EXCERPT TO READ.
------
SECURITIES AND EXCHANGE COMMISSION

Washington, DC 20549

 

FORM 8-K

 

CURRENT REPORT

Pursuant to Section 13 or 15(d) of the

Securities Exchange Act of 1934 

 

Date of report (Date of earliest event reported)   July 15, 2020

 

Hudson Technologies, Inc.

(Exact Name of Registrant as Specified in Charter)
 

New York

(State or Other Jurisdiction of Incorporation)
 

1-13412

13-3641539

(Commission File Number) (IRS Employer Identification No.)

PO Box 1541, 1 Blue Hill Plaza, Pearl River, New York

10965

(Address of Principal Executive Offices) (Zip Code)
 

(845) 735-6000

(Registrant's Telephone Number, Including Area Code)
 

Not Applicable

(Former Name or Former Address, if Changed Since Last Report)
------
MATERIAL PROVIDED.
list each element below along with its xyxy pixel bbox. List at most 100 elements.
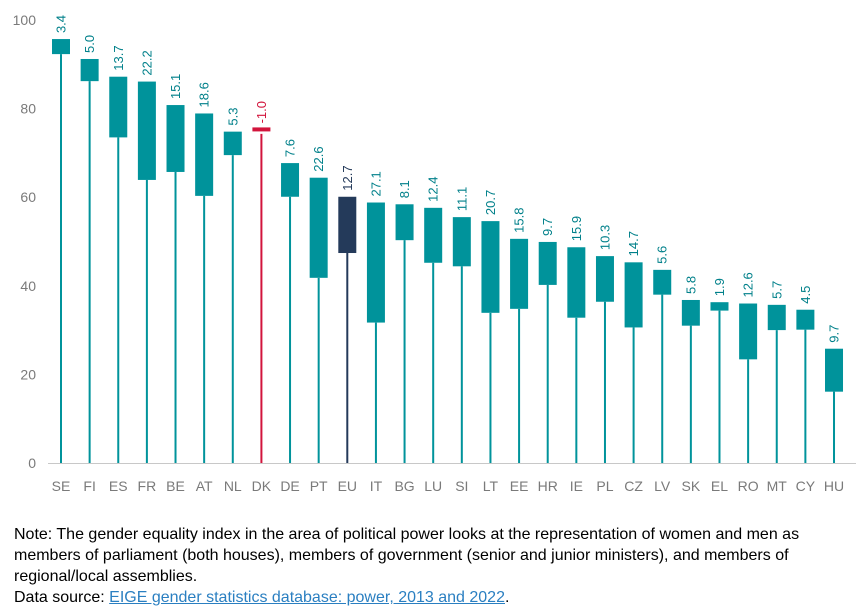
range-bar-ie: [567, 247, 586, 318]
data-source-link[interactable]: EIGE gender statistics database: power, …: [109, 589, 505, 606]
x-tick-label-dk: DK: [252, 478, 272, 494]
change-label-be: 15.1: [168, 74, 183, 99]
x-tick-label-se: SE: [52, 478, 71, 494]
range-bar-be: [166, 105, 185, 172]
x-tick-label-pt: PT: [310, 478, 328, 494]
range-bar-lt: [481, 221, 500, 313]
range-bar-ro: [739, 303, 758, 360]
range-bar-cz: [624, 262, 643, 328]
data-source-end: .: [504, 589, 510, 606]
range-bar-el: [710, 302, 729, 311]
range-bar-hr: [538, 241, 557, 285]
range-bar-fr: [137, 81, 156, 180]
range-bar-fi: [80, 58, 99, 82]
change-label-bg: 8.1: [397, 180, 412, 198]
change-label-de: 7.6: [283, 139, 298, 157]
x-tick-label-ee: EE: [510, 478, 529, 494]
y-tick-label: 40: [20, 278, 36, 294]
x-axis: SE FI ES FR BE AT NL DK DE PT EU IT BG LU SI LT EE HR IE PL…: [48, 463, 856, 494]
x-tick-label-cz: CZ: [624, 478, 643, 494]
change-label-ro: 12.6: [741, 272, 756, 297]
x-tick-label-nl: NL: [224, 478, 242, 494]
data-source-label: Data source:: [14, 589, 110, 606]
range-bar-lu: [424, 207, 443, 263]
x-tick-label-mt: MT: [767, 478, 788, 494]
x-tick-label-be: BE: [166, 478, 185, 494]
x-tick-label-at: AT: [196, 478, 213, 494]
chart-marks: 3.4 5.0 13.7 22.2 15.1 18.6 5.3 -1.0 7.6 22.6 12.7…: [52, 15, 844, 463]
change-label-el: 1.9: [712, 278, 727, 296]
change-label-pt: 22.6: [311, 146, 326, 171]
y-tick-label: 20: [20, 366, 36, 382]
x-tick-label-cy: CY: [796, 478, 816, 494]
range-bar-at: [195, 113, 214, 196]
y-tick-label: 80: [20, 101, 36, 117]
change-label-pl: 10.3: [597, 225, 612, 250]
x-tick-label-pl: PL: [596, 478, 613, 494]
range-bar-cy: [796, 309, 815, 330]
change-label-ie: 15.9: [569, 216, 584, 241]
change-label-lu: 12.4: [426, 177, 441, 202]
x-tick-label-fi: FI: [83, 478, 95, 494]
x-tick-label-hr: HR: [538, 478, 558, 494]
change-label-lt: 20.7: [483, 190, 498, 215]
x-tick-label-lu: LU: [424, 478, 442, 494]
x-tick-label-sk: SK: [682, 478, 701, 494]
change-label-se: 3.4: [54, 15, 69, 33]
range-bar-pt: [309, 177, 328, 278]
range-bar-it: [366, 202, 385, 323]
change-label-si: 11.1: [454, 187, 469, 211]
change-label-sk: 5.8: [683, 276, 698, 294]
x-tick-label-hu: HU: [824, 478, 844, 494]
change-label-hr: 9.7: [540, 218, 555, 236]
range-bar-mt: [767, 304, 786, 331]
x-tick-label-el: EL: [711, 478, 728, 494]
change-label-fr: 22.2: [139, 50, 154, 75]
change-label-lv: 5.6: [655, 246, 670, 264]
data-source: Data source: EIGE gender statistics data…: [14, 587, 854, 608]
y-tick-label: 100: [13, 12, 37, 28]
x-tick-label-lv: LV: [654, 478, 671, 494]
x-tick-label-ie: IE: [570, 478, 583, 494]
change-label-dk: -1.0: [254, 101, 269, 123]
y-tick-label: 60: [20, 189, 36, 205]
x-tick-label-si: SI: [455, 478, 468, 494]
change-label-mt: 5.7: [769, 281, 784, 299]
range-bar-es: [109, 76, 128, 138]
range-bar-bg: [395, 204, 414, 241]
change-label-es: 13.7: [111, 45, 126, 70]
change-label-eu: 12.7: [340, 165, 355, 190]
range-marker-dk: [252, 127, 271, 132]
y-tick-label: 0: [28, 455, 36, 471]
range-bar-eu: [338, 196, 357, 254]
range-bar-ee: [510, 238, 529, 309]
change-label-hu: 9.7: [827, 325, 842, 343]
change-label-nl: 5.3: [225, 108, 240, 126]
range-bar-pl: [595, 256, 614, 302]
change-label-it: 27.1: [368, 171, 383, 196]
change-label-cz: 14.7: [626, 231, 641, 256]
range-bar-si: [452, 217, 471, 267]
chart-note: Note: The gender equality index in the a…: [14, 524, 854, 608]
change-label-cy: 4.5: [798, 286, 813, 304]
x-tick-label-fr: FR: [138, 478, 157, 494]
range-bar-nl: [223, 131, 242, 156]
note-text: Note: The gender equality index in the a…: [14, 526, 800, 585]
change-label-fi: 5.0: [82, 35, 97, 53]
range-bar-chart: 0 20 40 60 80 100 3.4 5.0 13.7 22.2 15.1 18.6 5.3 -1…: [13, 12, 856, 494]
x-tick-label-de: DE: [280, 478, 299, 494]
x-tick-label-eu: EU: [338, 478, 357, 494]
change-label-ee: 15.8: [512, 208, 527, 233]
range-bar-sk: [681, 299, 700, 326]
x-tick-label-lt: LT: [483, 478, 499, 494]
x-tick-label-ro: RO: [738, 478, 759, 494]
range-bar-se: [52, 39, 70, 55]
range-bar-de: [281, 163, 300, 197]
range-bar-hu: [825, 348, 844, 392]
x-tick-label-it: IT: [370, 478, 383, 494]
range-bar-lv: [653, 269, 672, 295]
x-tick-label-es: ES: [109, 478, 128, 494]
x-tick-label-bg: BG: [394, 478, 414, 494]
change-label-at: 18.6: [197, 82, 212, 107]
y-axis: 0 20 40 60 80 100: [13, 12, 37, 471]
------
Output the entire Form 8-K cover page verbatim. Nothing in the records is required here.

EXERCISE RESPONSE.
SECURITIES AND EXCHANGE COMMISSION

Washington, DC 20549

 

FORM 8-K

 

CURRENT REPORT

Pursuant to Section 13 or 15(d) of the

Securities Exchange Act of 1934 

 

Date of report (Date of earliest event reported)   July 15, 2020

 

Hudson Technologies, Inc.

(Exact Name of Registrant as Specified in Charter)
 

New York

(State or Other Jurisdiction of Incorporation)
 

1-13412

13-3641539

(Commission File Number) (IRS Employer Identification No.)

PO Box 1541, 1 Blue Hill Plaza, Pearl River, New York

10965

(Address of Principal Executive Offices) (Zip Code)
 

(845) 735-6000

(Registrant's Telephone Number, Including Area Code)
 

Not Applicable

(Former Name or Former Address, if Changed Since Last Report)